# [Aim]
Copy each line containing the word "weathering" from the records that follow, please.

# [Provided records]
===============

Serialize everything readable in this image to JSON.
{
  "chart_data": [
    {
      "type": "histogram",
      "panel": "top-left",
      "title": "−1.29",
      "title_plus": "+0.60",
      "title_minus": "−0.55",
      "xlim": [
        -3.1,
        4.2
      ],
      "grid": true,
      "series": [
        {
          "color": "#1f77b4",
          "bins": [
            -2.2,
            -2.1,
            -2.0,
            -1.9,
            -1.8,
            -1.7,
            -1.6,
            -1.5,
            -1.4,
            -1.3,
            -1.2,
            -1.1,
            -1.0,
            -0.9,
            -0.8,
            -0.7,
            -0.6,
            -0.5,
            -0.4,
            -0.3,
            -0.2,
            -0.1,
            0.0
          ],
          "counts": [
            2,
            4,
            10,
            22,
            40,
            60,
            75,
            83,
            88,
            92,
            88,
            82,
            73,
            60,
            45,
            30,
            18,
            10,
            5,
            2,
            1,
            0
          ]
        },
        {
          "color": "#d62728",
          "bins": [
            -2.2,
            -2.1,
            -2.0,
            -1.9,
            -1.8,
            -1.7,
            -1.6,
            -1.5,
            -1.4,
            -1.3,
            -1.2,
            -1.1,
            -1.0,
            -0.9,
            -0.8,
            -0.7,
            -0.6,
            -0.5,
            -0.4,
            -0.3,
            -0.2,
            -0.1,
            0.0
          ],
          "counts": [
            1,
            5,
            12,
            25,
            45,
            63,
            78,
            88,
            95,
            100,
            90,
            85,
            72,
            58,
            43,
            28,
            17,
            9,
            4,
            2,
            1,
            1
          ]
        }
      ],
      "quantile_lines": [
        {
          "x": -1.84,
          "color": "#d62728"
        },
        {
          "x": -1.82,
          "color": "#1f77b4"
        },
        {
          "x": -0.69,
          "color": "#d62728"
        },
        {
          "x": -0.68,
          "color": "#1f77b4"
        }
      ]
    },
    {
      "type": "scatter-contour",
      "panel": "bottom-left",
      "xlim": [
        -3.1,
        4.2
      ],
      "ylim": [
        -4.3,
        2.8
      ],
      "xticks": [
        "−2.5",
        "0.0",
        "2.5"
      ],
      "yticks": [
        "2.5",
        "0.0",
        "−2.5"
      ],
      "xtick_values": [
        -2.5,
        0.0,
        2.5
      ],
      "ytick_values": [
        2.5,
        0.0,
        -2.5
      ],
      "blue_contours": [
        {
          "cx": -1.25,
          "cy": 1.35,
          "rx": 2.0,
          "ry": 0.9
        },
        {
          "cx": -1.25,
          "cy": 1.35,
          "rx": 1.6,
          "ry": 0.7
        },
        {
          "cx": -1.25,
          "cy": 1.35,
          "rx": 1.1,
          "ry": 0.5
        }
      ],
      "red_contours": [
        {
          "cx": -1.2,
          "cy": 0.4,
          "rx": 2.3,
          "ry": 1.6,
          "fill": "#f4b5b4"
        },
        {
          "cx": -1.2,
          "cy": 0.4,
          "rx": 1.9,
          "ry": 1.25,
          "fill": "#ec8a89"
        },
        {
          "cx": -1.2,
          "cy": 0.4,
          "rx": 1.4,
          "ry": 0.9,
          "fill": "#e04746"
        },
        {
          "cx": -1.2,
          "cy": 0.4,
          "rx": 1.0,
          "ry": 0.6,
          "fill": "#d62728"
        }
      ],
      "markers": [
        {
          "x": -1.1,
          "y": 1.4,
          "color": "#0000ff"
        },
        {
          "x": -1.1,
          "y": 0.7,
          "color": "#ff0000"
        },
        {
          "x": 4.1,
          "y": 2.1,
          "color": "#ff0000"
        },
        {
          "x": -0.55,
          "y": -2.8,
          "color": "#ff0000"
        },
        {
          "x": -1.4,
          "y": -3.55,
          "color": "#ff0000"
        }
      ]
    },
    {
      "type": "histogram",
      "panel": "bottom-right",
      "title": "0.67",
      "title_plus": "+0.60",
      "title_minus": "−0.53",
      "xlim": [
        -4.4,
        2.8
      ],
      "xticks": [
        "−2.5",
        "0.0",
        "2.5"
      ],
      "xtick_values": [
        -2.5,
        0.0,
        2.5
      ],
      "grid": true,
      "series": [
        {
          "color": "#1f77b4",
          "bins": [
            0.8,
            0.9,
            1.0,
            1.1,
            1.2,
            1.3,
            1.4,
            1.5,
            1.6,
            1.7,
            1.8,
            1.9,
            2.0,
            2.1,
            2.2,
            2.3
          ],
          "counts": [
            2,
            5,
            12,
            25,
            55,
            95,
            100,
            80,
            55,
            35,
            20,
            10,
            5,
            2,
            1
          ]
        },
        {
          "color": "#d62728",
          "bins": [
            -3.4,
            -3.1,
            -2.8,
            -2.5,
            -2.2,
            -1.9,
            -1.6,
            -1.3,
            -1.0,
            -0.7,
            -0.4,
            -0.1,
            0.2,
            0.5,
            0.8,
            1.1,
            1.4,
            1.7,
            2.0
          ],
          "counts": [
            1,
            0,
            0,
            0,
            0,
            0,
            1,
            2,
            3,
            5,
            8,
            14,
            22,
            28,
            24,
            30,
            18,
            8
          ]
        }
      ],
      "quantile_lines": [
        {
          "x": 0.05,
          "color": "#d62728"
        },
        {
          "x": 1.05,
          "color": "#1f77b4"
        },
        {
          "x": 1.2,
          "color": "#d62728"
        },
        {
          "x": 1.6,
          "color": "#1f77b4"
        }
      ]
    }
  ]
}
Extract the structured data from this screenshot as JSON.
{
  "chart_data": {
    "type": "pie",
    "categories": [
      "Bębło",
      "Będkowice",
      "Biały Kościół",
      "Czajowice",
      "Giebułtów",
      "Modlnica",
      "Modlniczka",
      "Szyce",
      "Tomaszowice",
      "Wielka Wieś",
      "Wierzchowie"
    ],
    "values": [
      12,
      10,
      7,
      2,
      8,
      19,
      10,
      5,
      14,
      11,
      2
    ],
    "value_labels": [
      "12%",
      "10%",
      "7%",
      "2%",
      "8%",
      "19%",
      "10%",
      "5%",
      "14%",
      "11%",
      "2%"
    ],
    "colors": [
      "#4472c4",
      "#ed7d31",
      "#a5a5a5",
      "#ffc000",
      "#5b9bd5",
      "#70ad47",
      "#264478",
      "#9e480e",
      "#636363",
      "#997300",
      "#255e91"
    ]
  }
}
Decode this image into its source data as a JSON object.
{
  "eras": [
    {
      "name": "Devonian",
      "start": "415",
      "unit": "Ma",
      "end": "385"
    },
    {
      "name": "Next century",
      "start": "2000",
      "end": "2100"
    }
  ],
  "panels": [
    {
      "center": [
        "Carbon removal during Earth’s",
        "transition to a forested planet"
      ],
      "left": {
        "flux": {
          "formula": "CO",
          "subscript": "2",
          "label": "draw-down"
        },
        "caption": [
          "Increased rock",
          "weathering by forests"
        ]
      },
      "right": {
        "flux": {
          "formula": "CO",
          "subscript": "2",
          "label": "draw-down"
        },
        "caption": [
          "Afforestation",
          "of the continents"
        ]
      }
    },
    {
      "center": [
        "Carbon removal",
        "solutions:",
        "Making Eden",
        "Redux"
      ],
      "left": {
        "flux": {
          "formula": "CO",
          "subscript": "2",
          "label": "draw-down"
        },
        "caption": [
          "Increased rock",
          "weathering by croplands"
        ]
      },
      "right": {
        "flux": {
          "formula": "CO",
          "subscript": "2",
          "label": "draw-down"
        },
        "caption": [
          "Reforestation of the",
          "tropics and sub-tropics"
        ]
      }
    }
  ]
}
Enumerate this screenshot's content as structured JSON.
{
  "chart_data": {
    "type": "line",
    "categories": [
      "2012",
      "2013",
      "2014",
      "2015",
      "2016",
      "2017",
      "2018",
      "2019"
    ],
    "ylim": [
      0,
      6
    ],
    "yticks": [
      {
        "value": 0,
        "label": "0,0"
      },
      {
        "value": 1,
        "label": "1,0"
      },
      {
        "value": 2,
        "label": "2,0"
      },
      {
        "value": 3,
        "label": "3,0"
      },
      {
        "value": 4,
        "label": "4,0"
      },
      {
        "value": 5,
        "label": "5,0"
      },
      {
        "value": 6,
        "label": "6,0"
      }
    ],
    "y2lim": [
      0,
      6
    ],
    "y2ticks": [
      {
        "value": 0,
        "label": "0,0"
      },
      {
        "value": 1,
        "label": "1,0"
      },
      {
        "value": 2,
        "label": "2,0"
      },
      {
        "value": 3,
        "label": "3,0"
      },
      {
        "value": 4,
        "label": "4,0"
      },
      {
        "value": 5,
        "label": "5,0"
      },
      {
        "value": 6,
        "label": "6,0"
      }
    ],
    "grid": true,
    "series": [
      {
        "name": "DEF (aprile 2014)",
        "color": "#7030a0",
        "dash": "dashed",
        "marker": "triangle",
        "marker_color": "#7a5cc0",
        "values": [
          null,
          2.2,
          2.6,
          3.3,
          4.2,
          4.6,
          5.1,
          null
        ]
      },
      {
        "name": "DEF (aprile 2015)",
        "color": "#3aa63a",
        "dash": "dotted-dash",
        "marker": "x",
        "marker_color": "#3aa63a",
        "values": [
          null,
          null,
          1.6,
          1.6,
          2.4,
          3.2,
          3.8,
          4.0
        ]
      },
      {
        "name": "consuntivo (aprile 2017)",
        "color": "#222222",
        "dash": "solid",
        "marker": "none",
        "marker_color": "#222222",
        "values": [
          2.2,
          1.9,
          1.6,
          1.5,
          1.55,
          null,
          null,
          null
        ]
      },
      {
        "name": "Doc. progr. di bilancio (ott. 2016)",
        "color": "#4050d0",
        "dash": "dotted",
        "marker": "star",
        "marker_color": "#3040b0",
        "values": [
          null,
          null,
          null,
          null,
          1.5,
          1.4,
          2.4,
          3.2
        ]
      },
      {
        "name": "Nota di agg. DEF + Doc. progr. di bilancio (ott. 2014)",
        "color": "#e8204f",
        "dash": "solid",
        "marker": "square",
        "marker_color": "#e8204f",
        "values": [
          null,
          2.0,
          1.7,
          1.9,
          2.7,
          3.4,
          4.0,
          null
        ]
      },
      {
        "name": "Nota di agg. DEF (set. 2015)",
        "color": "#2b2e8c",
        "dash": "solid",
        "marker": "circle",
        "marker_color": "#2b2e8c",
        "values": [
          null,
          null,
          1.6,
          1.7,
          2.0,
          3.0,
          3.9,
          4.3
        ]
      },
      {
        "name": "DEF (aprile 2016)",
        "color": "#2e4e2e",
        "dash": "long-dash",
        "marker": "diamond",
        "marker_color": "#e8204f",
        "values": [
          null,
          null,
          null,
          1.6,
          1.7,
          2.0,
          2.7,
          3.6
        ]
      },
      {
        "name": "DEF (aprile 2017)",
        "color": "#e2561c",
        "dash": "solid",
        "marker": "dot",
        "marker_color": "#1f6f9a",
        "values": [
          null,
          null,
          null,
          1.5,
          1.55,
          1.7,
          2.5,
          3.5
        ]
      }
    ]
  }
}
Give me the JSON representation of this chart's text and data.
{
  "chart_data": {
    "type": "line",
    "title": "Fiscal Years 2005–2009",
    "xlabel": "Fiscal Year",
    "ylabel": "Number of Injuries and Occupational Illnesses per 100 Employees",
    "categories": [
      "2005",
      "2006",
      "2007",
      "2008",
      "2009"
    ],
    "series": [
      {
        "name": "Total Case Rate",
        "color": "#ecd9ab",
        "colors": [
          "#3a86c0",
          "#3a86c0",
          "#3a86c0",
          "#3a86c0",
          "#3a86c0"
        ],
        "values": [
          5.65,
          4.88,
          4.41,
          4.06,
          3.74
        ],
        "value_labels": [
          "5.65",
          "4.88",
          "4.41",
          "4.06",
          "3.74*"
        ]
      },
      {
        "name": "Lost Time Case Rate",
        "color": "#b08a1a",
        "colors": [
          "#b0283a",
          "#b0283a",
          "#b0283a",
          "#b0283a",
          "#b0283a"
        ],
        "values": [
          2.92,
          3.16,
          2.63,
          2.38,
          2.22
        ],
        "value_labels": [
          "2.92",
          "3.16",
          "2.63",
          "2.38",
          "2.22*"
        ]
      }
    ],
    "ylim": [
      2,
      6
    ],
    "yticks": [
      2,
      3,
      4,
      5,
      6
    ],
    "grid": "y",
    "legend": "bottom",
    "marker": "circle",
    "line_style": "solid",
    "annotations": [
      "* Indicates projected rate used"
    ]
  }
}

===============

# [Response to the exercise]
          "weathering by forests"
          "weathering by croplands"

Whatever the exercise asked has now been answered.